[Records that describe figures]
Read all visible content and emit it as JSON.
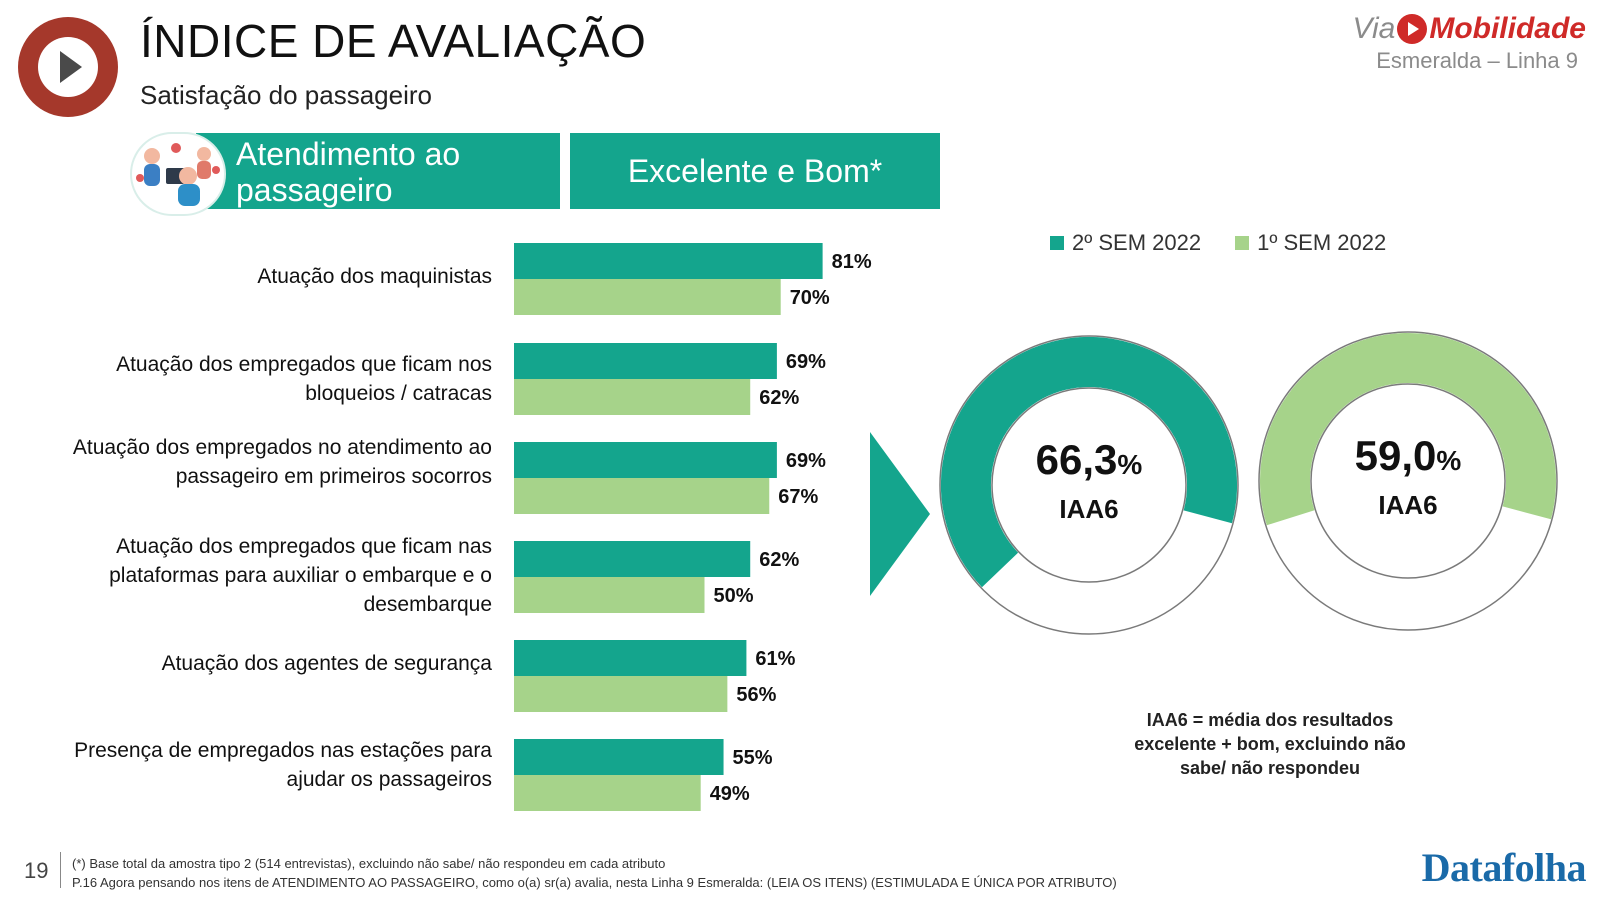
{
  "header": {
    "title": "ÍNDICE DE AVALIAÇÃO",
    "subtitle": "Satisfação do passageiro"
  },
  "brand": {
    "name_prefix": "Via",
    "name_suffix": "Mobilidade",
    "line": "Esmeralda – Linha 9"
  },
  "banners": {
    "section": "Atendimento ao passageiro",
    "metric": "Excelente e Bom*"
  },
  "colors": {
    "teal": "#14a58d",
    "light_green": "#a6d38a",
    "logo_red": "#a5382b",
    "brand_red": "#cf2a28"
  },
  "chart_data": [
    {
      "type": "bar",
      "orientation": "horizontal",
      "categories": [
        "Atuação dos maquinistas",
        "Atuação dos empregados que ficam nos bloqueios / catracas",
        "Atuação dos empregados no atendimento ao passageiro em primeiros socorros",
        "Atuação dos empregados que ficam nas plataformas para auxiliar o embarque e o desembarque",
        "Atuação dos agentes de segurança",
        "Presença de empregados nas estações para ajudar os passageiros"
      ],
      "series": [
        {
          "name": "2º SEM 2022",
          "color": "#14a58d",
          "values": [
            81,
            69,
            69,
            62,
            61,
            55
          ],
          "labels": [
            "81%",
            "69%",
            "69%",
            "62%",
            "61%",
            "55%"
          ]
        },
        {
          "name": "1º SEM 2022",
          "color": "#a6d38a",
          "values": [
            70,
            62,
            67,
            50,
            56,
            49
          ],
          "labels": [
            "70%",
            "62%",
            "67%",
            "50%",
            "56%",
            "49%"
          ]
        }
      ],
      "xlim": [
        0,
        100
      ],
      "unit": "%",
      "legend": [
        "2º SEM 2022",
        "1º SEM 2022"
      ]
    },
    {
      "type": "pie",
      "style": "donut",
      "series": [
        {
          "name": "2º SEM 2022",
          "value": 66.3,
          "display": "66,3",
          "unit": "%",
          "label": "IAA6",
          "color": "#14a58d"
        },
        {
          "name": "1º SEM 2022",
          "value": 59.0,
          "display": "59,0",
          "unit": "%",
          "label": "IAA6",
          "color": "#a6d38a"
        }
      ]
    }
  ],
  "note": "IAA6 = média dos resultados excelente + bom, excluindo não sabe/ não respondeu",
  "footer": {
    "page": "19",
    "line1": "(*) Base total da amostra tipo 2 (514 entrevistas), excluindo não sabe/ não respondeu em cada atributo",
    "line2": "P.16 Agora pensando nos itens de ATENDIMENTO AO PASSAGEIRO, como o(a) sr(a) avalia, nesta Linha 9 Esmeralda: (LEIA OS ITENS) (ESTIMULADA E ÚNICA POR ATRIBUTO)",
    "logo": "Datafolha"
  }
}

...

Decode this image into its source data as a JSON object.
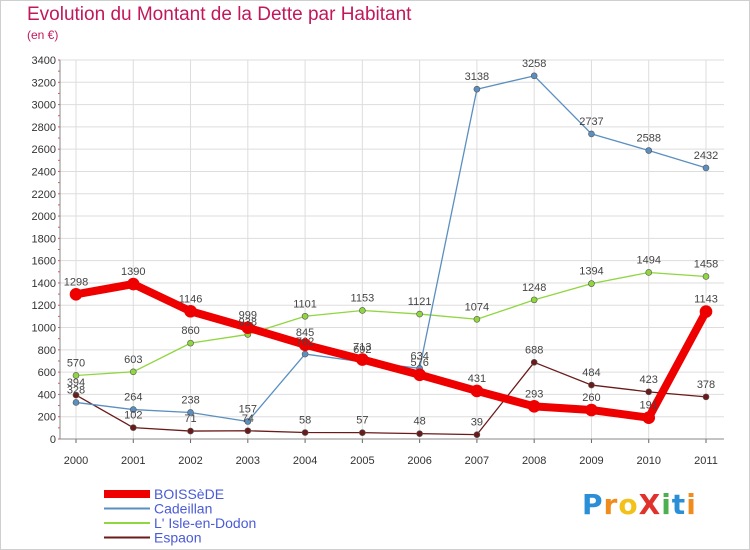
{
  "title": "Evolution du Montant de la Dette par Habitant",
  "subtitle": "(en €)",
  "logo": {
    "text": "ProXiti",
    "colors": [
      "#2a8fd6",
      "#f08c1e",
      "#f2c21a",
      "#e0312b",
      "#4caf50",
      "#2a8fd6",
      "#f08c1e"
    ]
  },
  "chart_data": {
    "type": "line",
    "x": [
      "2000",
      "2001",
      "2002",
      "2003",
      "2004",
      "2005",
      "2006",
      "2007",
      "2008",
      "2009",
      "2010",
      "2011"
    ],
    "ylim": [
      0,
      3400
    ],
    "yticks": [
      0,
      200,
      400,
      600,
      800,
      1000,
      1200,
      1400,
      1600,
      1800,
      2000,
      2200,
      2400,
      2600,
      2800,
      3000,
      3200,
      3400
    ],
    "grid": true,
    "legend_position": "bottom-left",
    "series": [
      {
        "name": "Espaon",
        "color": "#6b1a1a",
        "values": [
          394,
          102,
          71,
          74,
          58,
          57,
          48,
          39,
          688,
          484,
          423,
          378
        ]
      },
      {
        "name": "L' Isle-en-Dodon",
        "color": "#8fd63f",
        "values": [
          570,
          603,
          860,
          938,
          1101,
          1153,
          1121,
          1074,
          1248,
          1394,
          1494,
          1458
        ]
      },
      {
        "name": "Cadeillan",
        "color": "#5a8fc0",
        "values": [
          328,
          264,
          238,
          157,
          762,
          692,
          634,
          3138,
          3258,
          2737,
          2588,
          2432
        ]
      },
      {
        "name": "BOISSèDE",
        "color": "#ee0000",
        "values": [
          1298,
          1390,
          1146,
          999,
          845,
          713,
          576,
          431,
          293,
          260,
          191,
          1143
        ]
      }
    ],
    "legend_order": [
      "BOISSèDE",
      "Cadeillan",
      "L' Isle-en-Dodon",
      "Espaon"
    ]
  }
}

* * *

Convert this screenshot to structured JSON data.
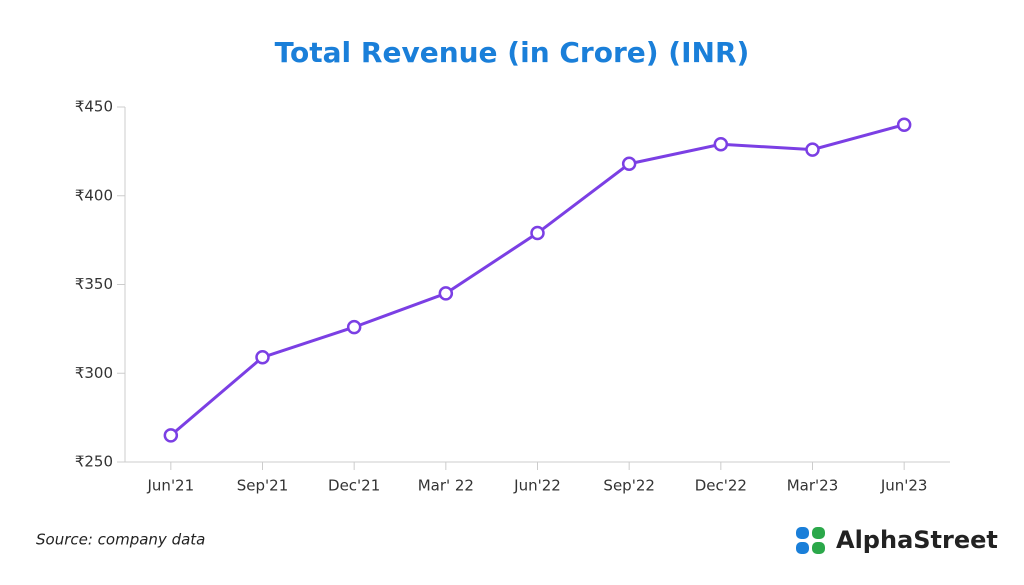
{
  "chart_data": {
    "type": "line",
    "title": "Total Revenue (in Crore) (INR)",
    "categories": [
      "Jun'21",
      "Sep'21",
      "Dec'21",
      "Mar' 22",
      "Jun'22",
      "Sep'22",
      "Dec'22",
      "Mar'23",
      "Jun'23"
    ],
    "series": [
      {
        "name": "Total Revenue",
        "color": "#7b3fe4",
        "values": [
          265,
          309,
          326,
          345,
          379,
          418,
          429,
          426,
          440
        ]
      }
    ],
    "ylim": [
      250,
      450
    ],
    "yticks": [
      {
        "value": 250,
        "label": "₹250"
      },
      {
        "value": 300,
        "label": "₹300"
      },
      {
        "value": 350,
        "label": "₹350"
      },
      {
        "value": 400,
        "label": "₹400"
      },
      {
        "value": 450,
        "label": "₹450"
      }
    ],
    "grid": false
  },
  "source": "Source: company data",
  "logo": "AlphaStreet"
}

Work to be completed:
Each line in the listing above either holds the string "empregados" or does not; state how many do, giving the number only.

Exercise output:
4